*Directions*. Reproduce verbatim the rows from the start of the stored items up to and including the line with "new-tab-button[interactable]: + [340,12,366,38]".

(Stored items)
>> BEGIN
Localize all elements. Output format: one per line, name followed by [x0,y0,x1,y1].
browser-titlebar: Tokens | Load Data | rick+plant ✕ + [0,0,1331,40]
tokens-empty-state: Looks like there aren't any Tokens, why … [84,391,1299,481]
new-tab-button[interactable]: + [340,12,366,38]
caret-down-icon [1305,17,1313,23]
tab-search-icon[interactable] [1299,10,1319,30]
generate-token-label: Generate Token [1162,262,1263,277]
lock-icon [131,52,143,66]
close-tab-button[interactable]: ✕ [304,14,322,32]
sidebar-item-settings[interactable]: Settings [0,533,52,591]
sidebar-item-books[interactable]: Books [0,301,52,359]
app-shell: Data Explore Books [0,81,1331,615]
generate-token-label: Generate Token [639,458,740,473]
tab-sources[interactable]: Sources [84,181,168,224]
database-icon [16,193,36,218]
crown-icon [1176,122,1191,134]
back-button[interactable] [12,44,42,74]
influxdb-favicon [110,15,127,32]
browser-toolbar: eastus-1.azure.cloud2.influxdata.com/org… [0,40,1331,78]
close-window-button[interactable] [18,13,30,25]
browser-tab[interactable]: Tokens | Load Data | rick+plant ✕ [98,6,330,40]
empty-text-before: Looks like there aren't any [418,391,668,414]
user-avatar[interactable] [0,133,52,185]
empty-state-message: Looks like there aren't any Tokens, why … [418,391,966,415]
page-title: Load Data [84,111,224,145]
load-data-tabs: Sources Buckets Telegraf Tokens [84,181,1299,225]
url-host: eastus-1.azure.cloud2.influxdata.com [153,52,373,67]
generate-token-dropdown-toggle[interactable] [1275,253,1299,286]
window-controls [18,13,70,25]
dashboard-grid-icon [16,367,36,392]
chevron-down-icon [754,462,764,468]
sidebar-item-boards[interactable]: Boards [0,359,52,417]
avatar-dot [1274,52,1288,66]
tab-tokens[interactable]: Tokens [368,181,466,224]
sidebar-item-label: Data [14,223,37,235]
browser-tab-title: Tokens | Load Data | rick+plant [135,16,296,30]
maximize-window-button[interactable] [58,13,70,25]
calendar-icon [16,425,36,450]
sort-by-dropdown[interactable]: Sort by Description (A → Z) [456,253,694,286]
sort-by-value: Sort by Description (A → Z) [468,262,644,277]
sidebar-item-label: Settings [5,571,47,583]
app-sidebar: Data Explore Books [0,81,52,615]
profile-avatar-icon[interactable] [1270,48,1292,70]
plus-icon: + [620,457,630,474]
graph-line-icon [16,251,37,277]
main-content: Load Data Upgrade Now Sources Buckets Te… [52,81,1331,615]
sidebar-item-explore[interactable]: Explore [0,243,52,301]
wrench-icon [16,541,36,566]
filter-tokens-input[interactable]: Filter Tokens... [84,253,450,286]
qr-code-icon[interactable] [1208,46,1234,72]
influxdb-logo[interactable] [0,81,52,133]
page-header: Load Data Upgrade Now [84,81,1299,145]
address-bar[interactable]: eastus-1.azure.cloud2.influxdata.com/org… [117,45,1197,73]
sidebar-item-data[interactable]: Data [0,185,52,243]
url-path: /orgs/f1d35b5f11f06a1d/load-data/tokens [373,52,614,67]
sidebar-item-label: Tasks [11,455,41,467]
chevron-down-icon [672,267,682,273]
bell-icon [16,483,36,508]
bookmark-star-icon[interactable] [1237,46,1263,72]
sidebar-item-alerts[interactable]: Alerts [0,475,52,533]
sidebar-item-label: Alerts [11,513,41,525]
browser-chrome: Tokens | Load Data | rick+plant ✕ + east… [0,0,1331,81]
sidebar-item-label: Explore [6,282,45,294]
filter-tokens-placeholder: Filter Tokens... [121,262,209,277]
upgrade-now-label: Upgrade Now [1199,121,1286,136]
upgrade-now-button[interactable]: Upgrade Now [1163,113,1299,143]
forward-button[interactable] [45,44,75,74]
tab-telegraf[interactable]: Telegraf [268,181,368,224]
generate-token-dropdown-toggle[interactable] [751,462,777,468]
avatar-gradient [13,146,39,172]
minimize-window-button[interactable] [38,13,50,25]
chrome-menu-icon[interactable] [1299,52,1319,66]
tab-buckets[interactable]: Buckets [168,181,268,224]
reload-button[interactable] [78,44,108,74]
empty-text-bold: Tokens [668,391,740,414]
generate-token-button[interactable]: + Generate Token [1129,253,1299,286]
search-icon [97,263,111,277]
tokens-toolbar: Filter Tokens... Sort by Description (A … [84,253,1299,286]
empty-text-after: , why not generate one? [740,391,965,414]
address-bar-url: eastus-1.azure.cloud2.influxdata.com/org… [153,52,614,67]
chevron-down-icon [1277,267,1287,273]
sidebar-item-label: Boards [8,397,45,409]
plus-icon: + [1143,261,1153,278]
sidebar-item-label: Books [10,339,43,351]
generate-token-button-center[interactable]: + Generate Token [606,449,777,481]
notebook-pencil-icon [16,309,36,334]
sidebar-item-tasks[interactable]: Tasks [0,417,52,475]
>> END
*Task answer*.
Localize all elements. Output format: one per line, name followed by [x0,y0,x1,y1].
browser-titlebar: Tokens | Load Data | rick+plant ✕ + [0,0,1331,40]
tokens-empty-state: Looks like there aren't any Tokens, why … [84,391,1299,481]
new-tab-button[interactable]: + [340,12,366,38]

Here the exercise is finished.